* GIVEN PROBLEM
Below is a listing; write it out exactly and drop any images from it.

* DATASET RECORDS
#####

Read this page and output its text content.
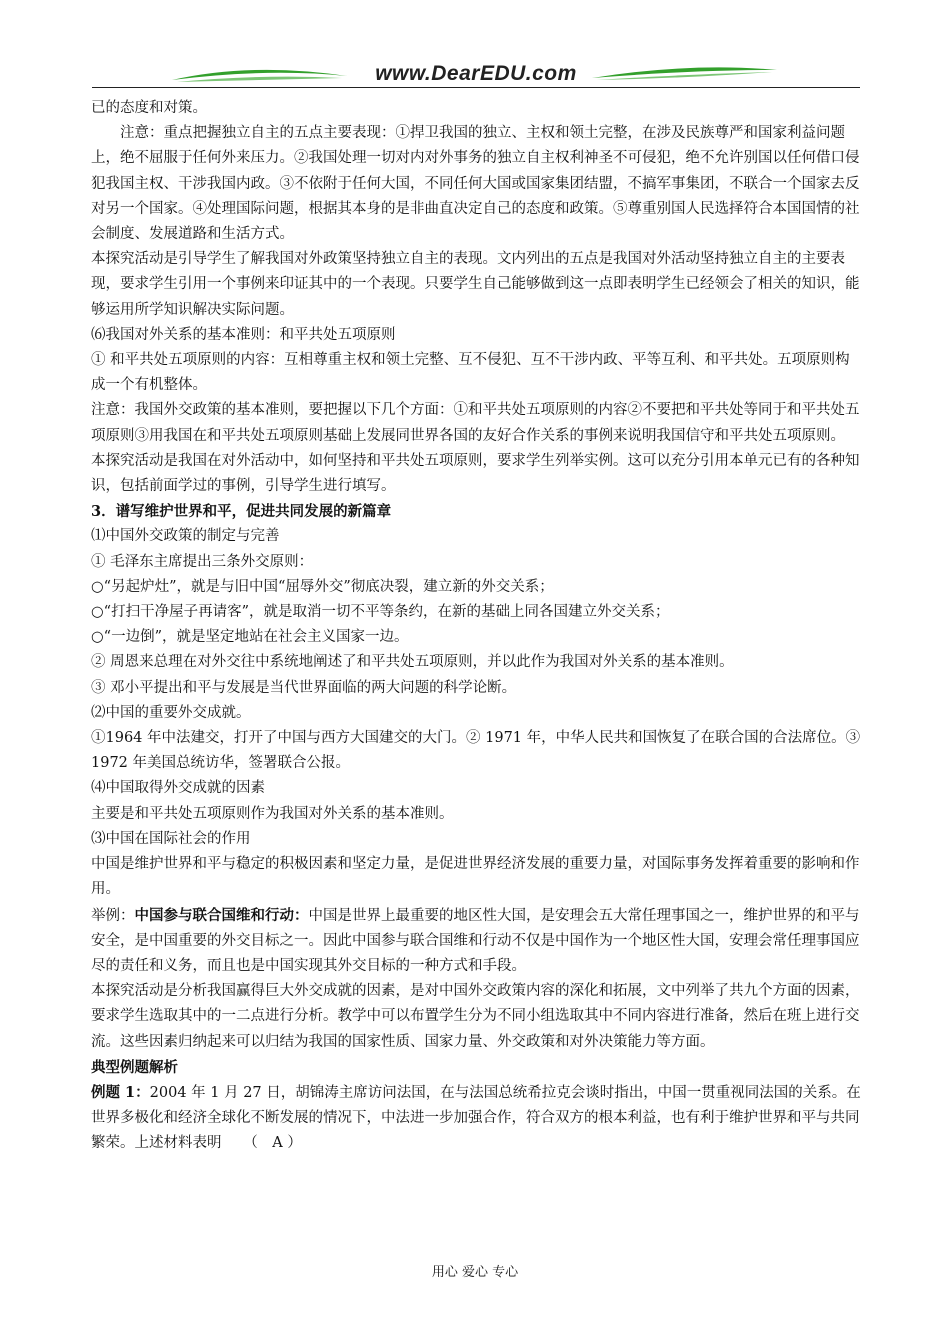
www.DearEDU.com

已的态度和对策。

注意：重点把握独立自主的五点主要表现：①捍卫我国的独立、主权和领土完整，在涉及民族尊严和国家利益问题上，绝不屈服于任何外来压力。②我国处理一切对内对外事务的独立自主权利神圣不可侵犯，绝不允许别国以任何借口侵犯我国主权、干涉我国内政。③不依附于任何大国，不同任何大国或国家集团结盟，不搞军事集团，不联合一个国家去反对另一个国家。④处理国际问题，根据其本身的是非曲直决定自己的态度和政策。⑤尊重别国人民选择符合本国国情的社会制度、发展道路和生活方式。

本探究活动是引导学生了解我国对外政策坚持独立自主的表现。文内列出的五点是我国对外活动坚持独立自主的主要表现，要求学生引用一个事例来印证其中的一个表现。只要学生自己能够做到这一点即表明学生已经领会了相关的知识，能够运用所学知识解决实际问题。

⑹我国对外关系的基本准则：和平共处五项原则

① 和平共处五项原则的内容：互相尊重主权和领土完整、互不侵犯、互不干涉内政、平等互利、和平共处。五项原则构成一个有机整体。

注意：我国外交政策的基本准则，要把握以下几个方面：①和平共处五项原则的内容②不要把和平共处等同于和平共处五项原则③用我国在和平共处五项原则基础上发展同世界各国的友好合作关系的事例来说明我国信守和平共处五项原则。

本探究活动是我国在对外活动中，如何坚持和平共处五项原则，要求学生列举实例。这可以充分引用本单元已有的各种知识，包括前面学过的事例，引导学生进行填写。

3．谱写维护世界和平，促进共同发展的新篇章

⑴中国外交政策的制定与完善

① 毛泽东主席提出三条外交原则：

○“另起炉灶”，就是与旧中国“屈辱外交”彻底决裂，建立新的外交关系；

○“打扫干净屋子再请客”，就是取消一切不平等条约，在新的基础上同各国建立外交关系；

○“一边倒”，就是坚定地站在社会主义国家一边。

② 周恩来总理在对外交往中系统地阐述了和平共处五项原则，并以此作为我国对外关系的基本准则。

③ 邓小平提出和平与发展是当代世界面临的两大问题的科学论断。

⑵中国的重要外交成就。

①1964 年中法建交，打开了中国与西方大国建交的大门。② 1971 年，中华人民共和国恢复了在联合国的合法席位。③ 1972 年美国总统访华，签署联合公报。

⑷中国取得外交成就的因素

主要是和平共处五项原则作为我国对外关系的基本准则。

⑶中国在国际社会的作用

中国是维护世界和平与稳定的积极因素和坚定力量，是促进世界经济发展的重要力量，对国际事务发挥着重要的影响和作用。

举例：中国参与联合国维和行动：中国是世界上最重要的地区性大国，是安理会五大常任理事国之一，维护世界的和平与安全，是中国重要的外交目标之一。因此中国参与联合国维和行动不仅是中国作为一个地区性大国，安理会常任理事国应尽的责任和义务，而且也是中国实现其外交目标的一种方式和手段。

本探究活动是分析我国赢得巨大外交成就的因素，是对中国外交政策内容的深化和拓展，文中列举了共九个方面的因素，要求学生选取其中的一二点进行分析。教学中可以布置学生分为不同小组选取其中不同内容进行准备，然后在班上进行交流。这些因素归纳起来可以归结为我国的国家性质、国家力量、外交政策和对外决策能力等方面。

典型例题解析

例题 1：2004 年 1 月 27 日，胡锦涛主席访问法国，在与法国总统希拉克会谈时指出，中国一贯重视同法国的关系。在世界多极化和经济全球化不断发展的情况下，中法进一步加强合作，符合双方的根本利益，也有利于维护世界和平与共同繁荣。上述材料表明　　（　A ）

用心 爱心 专心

#####

* RESULT OF THIS EXERCISE
Read this page and output its text content.
www.DearEDU.com

已的态度和对策。

注意：重点把握独立自主的五点主要表现：①捍卫我国的独立、主权和领土完整，在涉及民族尊严和国家利益问题上，绝不屈服于任何外来压力。②我国处理一切对内对外事务的独立自主权利神圣不可侵犯，绝不允许别国以任何借口侵犯我国主权、干涉我国内政。③不依附于任何大国，不同任何大国或国家集团结盟，不搞军事集团，不联合一个国家去反对另一个国家。④处理国际问题，根据其本身的是非曲直决定自己的态度和政策。⑤尊重别国人民选择符合本国国情的社会制度、发展道路和生活方式。

本探究活动是引导学生了解我国对外政策坚持独立自主的表现。文内列出的五点是我国对外活动坚持独立自主的主要表现，要求学生引用一个事例来印证其中的一个表现。只要学生自己能够做到这一点即表明学生已经领会了相关的知识，能够运用所学知识解决实际问题。

⑹我国对外关系的基本准则：和平共处五项原则

① 和平共处五项原则的内容：互相尊重主权和领土完整、互不侵犯、互不干涉内政、平等互利、和平共处。五项原则构成一个有机整体。

注意：我国外交政策的基本准则，要把握以下几个方面：①和平共处五项原则的内容②不要把和平共处等同于和平共处五项原则③用我国在和平共处五项原则基础上发展同世界各国的友好合作关系的事例来说明我国信守和平共处五项原则。

本探究活动是我国在对外活动中，如何坚持和平共处五项原则，要求学生列举实例。这可以充分引用本单元已有的各种知识，包括前面学过的事例，引导学生进行填写。

3．谱写维护世界和平，促进共同发展的新篇章

⑴中国外交政策的制定与完善

① 毛泽东主席提出三条外交原则：

○“另起炉灶”，就是与旧中国“屈辱外交”彻底决裂，建立新的外交关系；

○“打扫干净屋子再请客”，就是取消一切不平等条约，在新的基础上同各国建立外交关系；

○“一边倒”，就是坚定地站在社会主义国家一边。

② 周恩来总理在对外交往中系统地阐述了和平共处五项原则，并以此作为我国对外关系的基本准则。

③ 邓小平提出和平与发展是当代世界面临的两大问题的科学论断。

⑵中国的重要外交成就。

①1964 年中法建交，打开了中国与西方大国建交的大门。② 1971 年，中华人民共和国恢复了在联合国的合法席位。③ 1972 年美国总统访华，签署联合公报。

⑷中国取得外交成就的因素

主要是和平共处五项原则作为我国对外关系的基本准则。

⑶中国在国际社会的作用

中国是维护世界和平与稳定的积极因素和坚定力量，是促进世界经济发展的重要力量，对国际事务发挥着重要的影响和作用。

举例：中国参与联合国维和行动：中国是世界上最重要的地区性大国，是安理会五大常任理事国之一，维护世界的和平与安全，是中国重要的外交目标之一。因此中国参与联合国维和行动不仅是中国作为一个地区性大国，安理会常任理事国应尽的责任和义务，而且也是中国实现其外交目标的一种方式和手段。

本探究活动是分析我国赢得巨大外交成就的因素，是对中国外交政策内容的深化和拓展，文中列举了共九个方面的因素，要求学生选取其中的一二点进行分析。教学中可以布置学生分为不同小组选取其中不同内容进行准备，然后在班上进行交流。这些因素归纳起来可以归结为我国的国家性质、国家力量、外交政策和对外决策能力等方面。

典型例题解析

例题 1：2004 年 1 月 27 日，胡锦涛主席访问法国，在与法国总统希拉克会谈时指出，中国一贯重视同法国的关系。在世界多极化和经济全球化不断发展的情况下，中法进一步加强合作，符合双方的根本利益，也有利于维护世界和平与共同繁荣。上述材料表明　　（　A ）

用心 爱心 专心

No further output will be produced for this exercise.